• **Data for this exercise**
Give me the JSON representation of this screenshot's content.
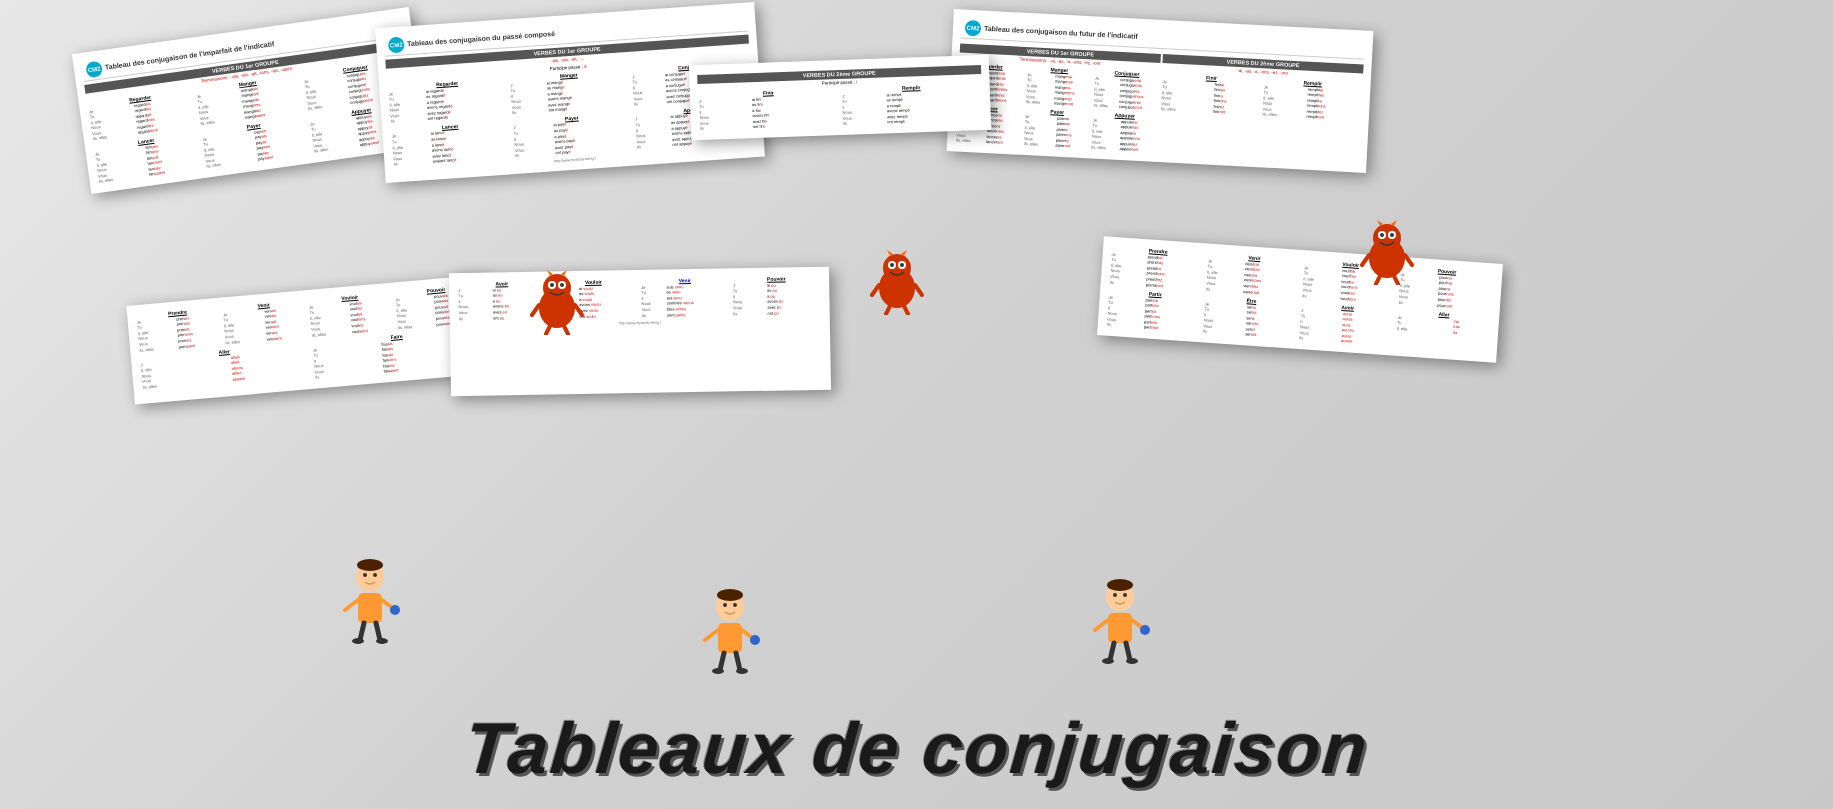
{
  "title": "Tableaux de conjugaison",
  "cards": [
    {
      "id": "imparfait",
      "badge": "CM2",
      "title": "Tableau des conjugaison de l'imparfait de l'indicatif",
      "groupTitle": "VERBES DU 1er GROUPE",
      "terminations": "Terminaisons : -ais, -ais, -ait, -ions, -iez, -aient"
    },
    {
      "id": "passe-compose",
      "badge": "CM2",
      "title": "Tableau des conjugaison du passé composé"
    },
    {
      "id": "futur",
      "badge": "CM2",
      "title": "Tableau des conjugaison du futur de l'indicatif"
    }
  ],
  "pronouns": [
    "Je",
    "Tu",
    "Il, elle",
    "Nous",
    "Vous",
    "Ils, elles"
  ],
  "bottom_title": "Tableaux de conjugaison"
}
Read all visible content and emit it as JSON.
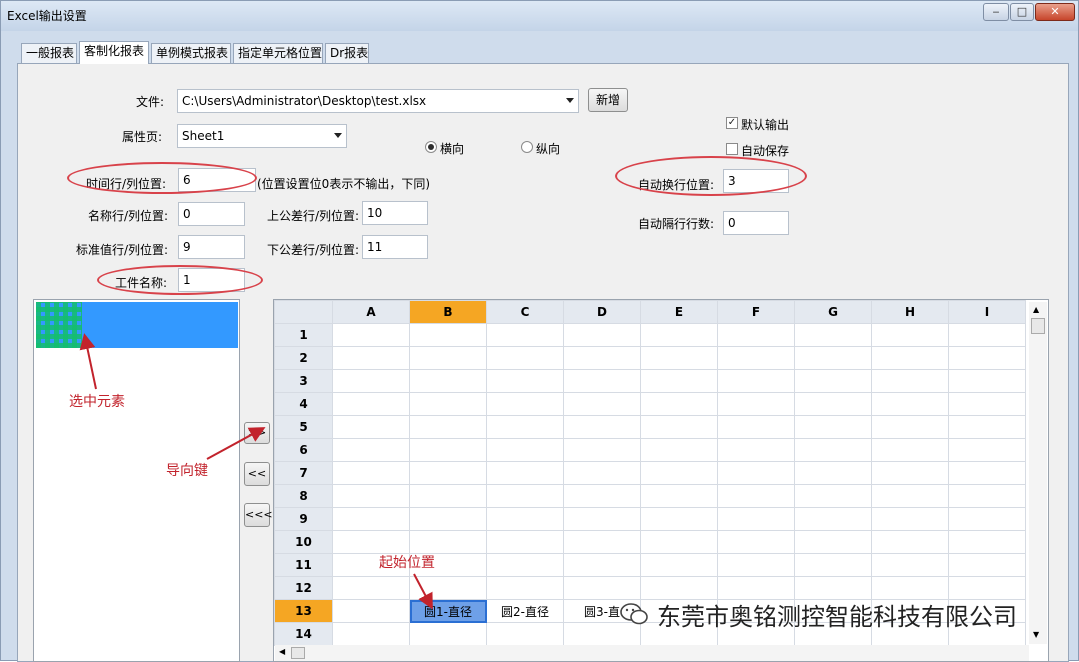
{
  "window": {
    "title": "Excel输出设置"
  },
  "tabs": [
    {
      "label": "一般报表"
    },
    {
      "label": "客制化报表"
    },
    {
      "label": "单例模式报表"
    },
    {
      "label": "指定单元格位置"
    },
    {
      "label": "Dr报表"
    }
  ],
  "form": {
    "file_label": "文件:",
    "file_value": "C:\\Users\\Administrator\\Desktop\\test.xlsx",
    "new_button": "新增",
    "sheet_label": "属性页:",
    "sheet_value": "Sheet1",
    "orientation": {
      "horizontal": "横向",
      "vertical": "纵向",
      "selected": "横向"
    },
    "default_output": {
      "label": "默认输出",
      "checked": true
    },
    "auto_save": {
      "label": "自动保存",
      "checked": false
    },
    "time_label": "时间行/列位置:",
    "time_value": "6",
    "time_hint": "(位置设置位0表示不输出，下同)",
    "name_label": "名称行/列位置:",
    "name_value": "0",
    "upper_tol_label": "上公差行/列位置:",
    "upper_tol_value": "10",
    "std_label": "标准值行/列位置:",
    "std_value": "9",
    "lower_tol_label": "下公差行/列位置:",
    "lower_tol_value": "11",
    "part_label": "工件名称:",
    "part_value": "1",
    "auto_wrap_label": "自动换行位置:",
    "auto_wrap_value": "3",
    "auto_gap_label": "自动隔行行数:",
    "auto_gap_value": "0"
  },
  "nav_buttons": {
    "forward": ">>",
    "back": "<<",
    "back_all": "<<<"
  },
  "annotations": {
    "selected_element": "选中元素",
    "nav_key": "导向键",
    "start_position": "起始位置"
  },
  "sheet": {
    "columns": [
      "A",
      "B",
      "C",
      "D",
      "E",
      "F",
      "G",
      "H",
      "I"
    ],
    "rows": [
      "1",
      "2",
      "3",
      "4",
      "5",
      "6",
      "7",
      "8",
      "9",
      "10",
      "11",
      "12",
      "13",
      "14"
    ],
    "row13": {
      "B": "圆1-直径",
      "C": "圆2-直径",
      "D": "圆3-直"
    }
  },
  "watermark": "东莞市奥铭测控智能科技有限公司",
  "colors": {
    "accent": "#f5a623",
    "annotation": "#c2232c",
    "selection": "#3399ff"
  }
}
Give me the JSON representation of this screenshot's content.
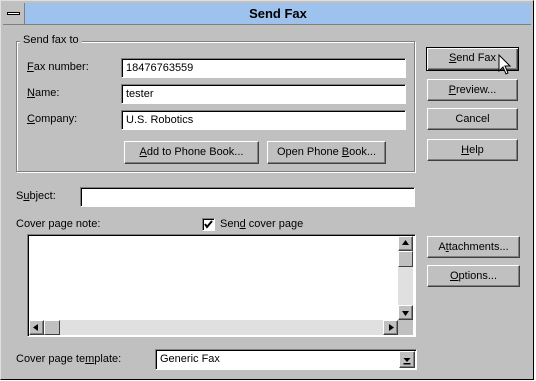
{
  "window": {
    "title": "Send Fax"
  },
  "send_to": {
    "legend": "Send fax to",
    "fax_label_pre": "",
    "fax_label_key": "F",
    "fax_label_post": "ax number:",
    "fax_value": "18476763559",
    "name_label_pre": "",
    "name_label_key": "N",
    "name_label_post": "ame:",
    "name_value": "tester",
    "company_label_pre": "",
    "company_label_key": "C",
    "company_label_post": "ompany:",
    "company_value": "U.S. Robotics",
    "add_phone_pre": "",
    "add_phone_key": "A",
    "add_phone_post": "dd to Phone Book...",
    "open_phone_pre": "Open Phone ",
    "open_phone_key": "B",
    "open_phone_post": "ook..."
  },
  "buttons": {
    "send_pre": "",
    "send_key": "S",
    "send_post": "end Fax",
    "preview_pre": "",
    "preview_key": "P",
    "preview_post": "review...",
    "cancel": "Cancel",
    "help_pre": "",
    "help_key": "H",
    "help_post": "elp",
    "attachments_pre": "A",
    "attachments_key": "t",
    "attachments_post": "tachments...",
    "options_pre": "",
    "options_key": "O",
    "options_post": "ptions..."
  },
  "subject": {
    "label_pre": "S",
    "label_key": "u",
    "label_post": "bject:",
    "value": ""
  },
  "cover_note": {
    "label": "Cover page note:",
    "checkbox_checked": true,
    "checkbox_label_pre": "Sen",
    "checkbox_label_key": "d",
    "checkbox_label_post": " cover page",
    "text": ""
  },
  "template": {
    "label_pre": "Cover page te",
    "label_key": "m",
    "label_post": "plate:",
    "value": "Generic Fax"
  },
  "icons": {
    "system_menu": "system-menu-icon",
    "checkmark": "checkmark-icon",
    "scroll_up": "arrow-up-icon",
    "scroll_down": "arrow-down-icon",
    "scroll_left": "arrow-left-icon",
    "scroll_right": "arrow-right-icon",
    "dropdown": "arrow-down-icon",
    "cursor": "mouse-cursor-icon"
  },
  "colors": {
    "titlebar": "#9ec2ee",
    "face": "#c0c0c0"
  }
}
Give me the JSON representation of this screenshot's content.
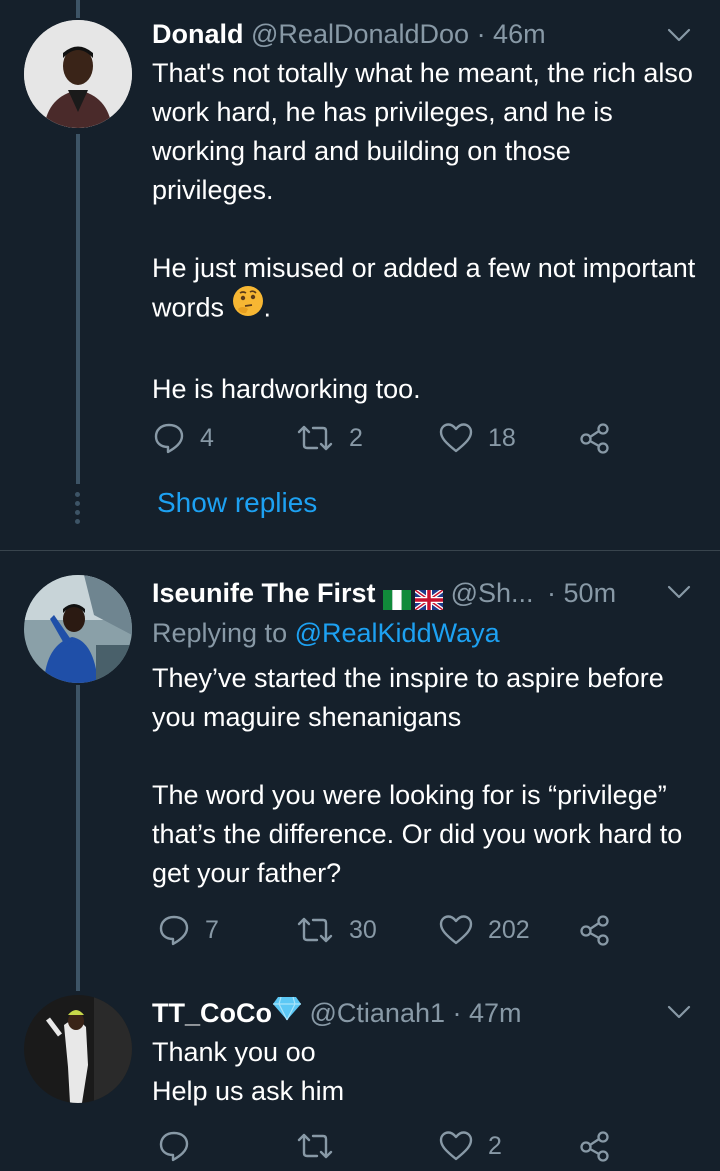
{
  "tweets": [
    {
      "name": "Donald",
      "handle": "@RealDonaldDoo",
      "time": "· 46m",
      "paragraphs": [
        "That's not totally what he meant, the rich also work hard, he has privileges, and he is working hard and building on those privileges.",
        "He just misused or added a few not important words",
        "He is hardworking too."
      ],
      "para2_suffix": ".",
      "reply_count": "4",
      "retweet_count": "2",
      "like_count": "18",
      "show_replies": "Show replies"
    },
    {
      "name": "Iseunife The First",
      "handle": "@Sh...",
      "time": "· 50m",
      "replying_prefix": "Replying to",
      "replying_handle": "@RealKiddWaya",
      "paragraphs": [
        "They’ve started the inspire to aspire before you maguire shenanigans",
        "The word you were looking for is “privilege” that’s the difference. Or did you work hard to get your father?"
      ],
      "reply_count": "7",
      "retweet_count": "30",
      "like_count": "202"
    },
    {
      "name": "TT_CoCo",
      "handle": "@Ctianah1",
      "time": "· 47m",
      "lines": [
        "Thank you oo",
        "Help us ask him"
      ],
      "reply_count": "",
      "retweet_count": "",
      "like_count": "2"
    }
  ],
  "colors": {
    "background": "#15202b",
    "secondary_text": "#8899a6",
    "link": "#1da1f2",
    "thread_line": "#3d5466"
  },
  "icons": [
    "reply-icon",
    "retweet-icon",
    "like-icon",
    "share-icon",
    "chevron-down-icon",
    "diamond-icon",
    "thinking-face-emoji"
  ]
}
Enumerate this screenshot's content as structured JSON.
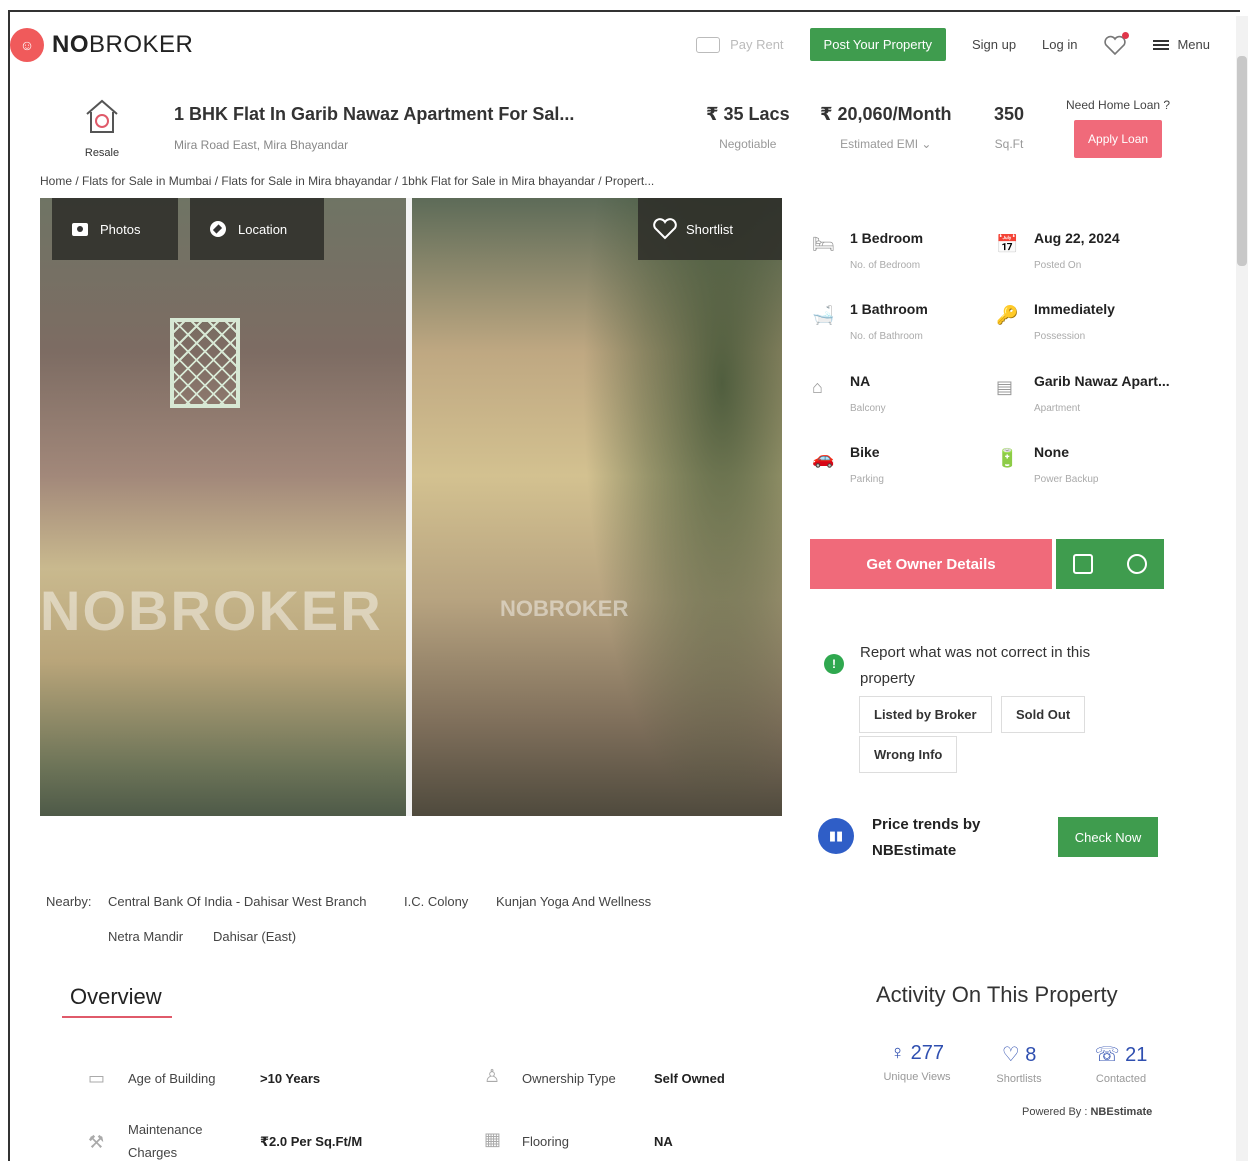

• **Exercise task**
Quote every record above exactly, leaving out the pictures.

• **Solved exercise**
Give me the JSON representation of this screenshot's content.
{
  "title": "Tableaux de conjugaison",
  "cards": [
    {
      "id": "imparfait",
      "badge": "CM2",
      "title": "Tableau des conjugaison de l'imparfait de l'indicatif",
      "groupTitle": "VERBES DU 1er GROUPE",
      "terminations": "Terminaisons : -ais, -ais, -ait, -ions, -iez, -aient"
    },
    {
      "id": "passe-compose",
      "badge": "CM2",
      "title": "Tableau des conjugaison du passé composé"
    },
    {
      "id": "futur",
      "badge": "CM2",
      "title": "Tableau des conjugaison du futur de l'indicatif"
    }
  ],
  "pronouns": [
    "Je",
    "Tu",
    "Il, elle",
    "Nous",
    "Vous",
    "Ils, elles"
  ],
  "bottom_title": "Tableaux de conjugaison"
}
Read all visible content and emit it as JSON.
{
  "window": {
    "title": "Excel输出设置"
  },
  "tabs": [
    {
      "label": "一般报表"
    },
    {
      "label": "客制化报表"
    },
    {
      "label": "单例模式报表"
    },
    {
      "label": "指定单元格位置"
    },
    {
      "label": "Dr报表"
    }
  ],
  "form": {
    "file_label": "文件:",
    "file_value": "C:\\Users\\Administrator\\Desktop\\test.xlsx",
    "new_button": "新增",
    "sheet_label": "属性页:",
    "sheet_value": "Sheet1",
    "orientation": {
      "horizontal": "横向",
      "vertical": "纵向",
      "selected": "横向"
    },
    "default_output": {
      "label": "默认输出",
      "checked": true
    },
    "auto_save": {
      "label": "自动保存",
      "checked": false
    },
    "time_label": "时间行/列位置:",
    "time_value": "6",
    "time_hint": "(位置设置位0表示不输出，下同)",
    "name_label": "名称行/列位置:",
    "name_value": "0",
    "upper_tol_label": "上公差行/列位置:",
    "upper_tol_value": "10",
    "std_label": "标准值行/列位置:",
    "std_value": "9",
    "lower_tol_label": "下公差行/列位置:",
    "lower_tol_value": "11",
    "part_label": "工件名称:",
    "part_value": "1",
    "auto_wrap_label": "自动换行位置:",
    "auto_wrap_value": "3",
    "auto_gap_label": "自动隔行行数:",
    "auto_gap_value": "0"
  },
  "nav_buttons": {
    "forward": ">>",
    "back": "<<",
    "back_all": "<<<"
  },
  "annotations": {
    "selected_element": "选中元素",
    "nav_key": "导向键",
    "start_position": "起始位置"
  },
  "sheet": {
    "columns": [
      "A",
      "B",
      "C",
      "D",
      "E",
      "F",
      "G",
      "H",
      "I"
    ],
    "rows": [
      "1",
      "2",
      "3",
      "4",
      "5",
      "6",
      "7",
      "8",
      "9",
      "10",
      "11",
      "12",
      "13",
      "14"
    ],
    "row13": {
      "B": "圆1-直径",
      "C": "圆2-直径",
      "D": "圆3-直"
    }
  },
  "watermark": "东莞市奥铭测控智能科技有限公司",
  "colors": {
    "accent": "#f5a623",
    "annotation": "#c2232c",
    "selection": "#3399ff"
  }
}
Give me the JSON representation of this screenshot's content.
{
  "window": {
    "title": "Send Fax"
  },
  "send_to": {
    "legend": "Send fax to",
    "fax_label_pre": "",
    "fax_label_key": "F",
    "fax_label_post": "ax number:",
    "fax_value": "18476763559",
    "name_label_pre": "",
    "name_label_key": "N",
    "name_label_post": "ame:",
    "name_value": "tester",
    "company_label_pre": "",
    "company_label_key": "C",
    "company_label_post": "ompany:",
    "company_value": "U.S. Robotics",
    "add_phone_pre": "",
    "add_phone_key": "A",
    "add_phone_post": "dd to Phone Book...",
    "open_phone_pre": "Open Phone ",
    "open_phone_key": "B",
    "open_phone_post": "ook..."
  },
  "buttons": {
    "send_pre": "",
    "send_key": "S",
    "send_post": "end Fax",
    "preview_pre": "",
    "preview_key": "P",
    "preview_post": "review...",
    "cancel": "Cancel",
    "help_pre": "",
    "help_key": "H",
    "help_post": "elp",
    "attachments_pre": "A",
    "attachments_key": "t",
    "attachments_post": "tachments...",
    "options_pre": "",
    "options_key": "O",
    "options_post": "ptions..."
  },
  "subject": {
    "label_pre": "S",
    "label_key": "u",
    "label_post": "bject:",
    "value": ""
  },
  "cover_note": {
    "label": "Cover page note:",
    "checkbox_checked": true,
    "checkbox_label_pre": "Sen",
    "checkbox_label_key": "d",
    "checkbox_label_post": " cover page",
    "text": ""
  },
  "template": {
    "label_pre": "Cover page te",
    "label_key": "m",
    "label_post": "plate:",
    "value": "Generic Fax"
  },
  "icons": {
    "system_menu": "system-menu-icon",
    "checkmark": "checkmark-icon",
    "scroll_up": "arrow-up-icon",
    "scroll_down": "arrow-down-icon",
    "scroll_left": "arrow-left-icon",
    "scroll_right": "arrow-right-icon",
    "dropdown": "arrow-down-icon",
    "cursor": "mouse-cursor-icon"
  },
  "colors": {
    "titlebar": "#9ec2ee",
    "face": "#c0c0c0"
  }
}
Give me the JSON representation of this screenshot's content.
{
  "tweets": [
    {
      "name": "Donald",
      "handle": "@RealDonaldDoo",
      "time": "· 46m",
      "paragraphs": [
        "That's not totally what he meant, the rich also work hard, he has privileges, and he is working hard and building on those privileges.",
        "He just misused or added a few not important words",
        "He is hardworking too."
      ],
      "para2_suffix": ".",
      "reply_count": "4",
      "retweet_count": "2",
      "like_count": "18",
      "show_replies": "Show replies"
    },
    {
      "name": "Iseunife The First",
      "handle": "@Sh...",
      "time": "· 50m",
      "replying_prefix": "Replying to",
      "replying_handle": "@RealKiddWaya",
      "paragraphs": [
        "They’ve started the inspire to aspire before you maguire shenanigans",
        "The word you were looking for is “privilege” that’s the difference. Or did you work hard to get your father?"
      ],
      "reply_count": "7",
      "retweet_count": "30",
      "like_count": "202"
    },
    {
      "name": "TT_CoCo",
      "handle": "@Ctianah1",
      "time": "· 47m",
      "lines": [
        "Thank you oo",
        "Help us ask him"
      ],
      "reply_count": "",
      "retweet_count": "",
      "like_count": "2"
    }
  ],
  "colors": {
    "background": "#15202b",
    "secondary_text": "#8899a6",
    "link": "#1da1f2",
    "thread_line": "#3d5466"
  },
  "icons": [
    "reply-icon",
    "retweet-icon",
    "like-icon",
    "share-icon",
    "chevron-down-icon",
    "diamond-icon",
    "thinking-face-emoji"
  ]
}
Enumerate this screenshot's content as structured JSON.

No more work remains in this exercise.